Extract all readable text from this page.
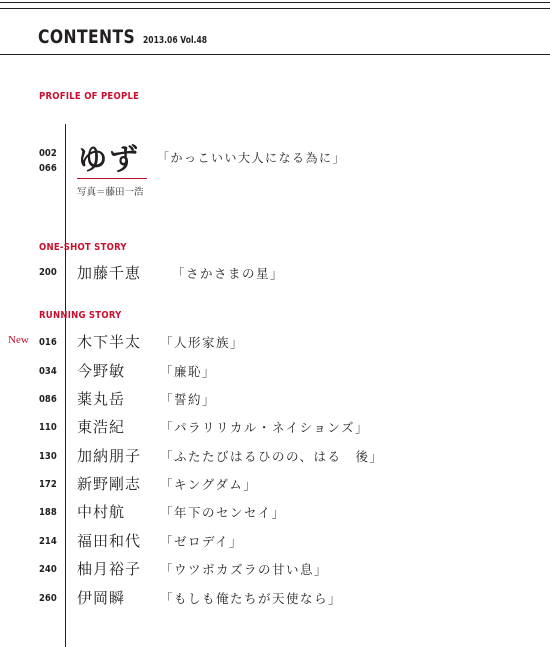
CONTENTS 2013.06 Vol.48
PROFILE OF PEOPLE
002
066 ゆず 「かっこいい大人になる為に」
写真＝藤田一浩
ONE-SHOT STORY
200 加藤千恵 「さかさまの星」
RUNNING STORY
New 016 木下半太 「人形家族」
034 今野敏	「廉恥」
086 薬丸岳	「誓約」
110 東浩紀	「パラリリカル・ネイションズ」
130 加納朋子 「ふたたびはるひのの、はる　後」
172 新野剛志 「キングダム」
188 中村航	「年下のセンセイ」
214 福田和代 「ゼロデイ」
240 柚月裕子 「ウツボカズラの甘い息」
260 伊岡瞬	「もしも俺たちが天使なら」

· · · · ·

→ Set task
Word for word, quote the full listing, omitting every picture.

→ Finished answer
Extract all readable text from this page.
CONTENTS 2013.06 Vol.48
PROFILE OF PEOPLE
002
066 ゆず 「かっこいい大人になる為に」
写真＝藤田一浩
ONE-SHOT STORY
200 加藤千恵 「さかさまの星」
RUNNING STORY
New 016 木下半太 「人形家族」
034 今野敏	「廉恥」
086 薬丸岳	「誓約」
110 東浩紀	「パラリリカル・ネイションズ」
130 加納朋子 「ふたたびはるひのの、はる　後」
172 新野剛志 「キングダム」
188 中村航	「年下のセンセイ」
214 福田和代 「ゼロデイ」
240 柚月裕子 「ウツボカズラの甘い息」
260 伊岡瞬	「もしも俺たちが天使なら」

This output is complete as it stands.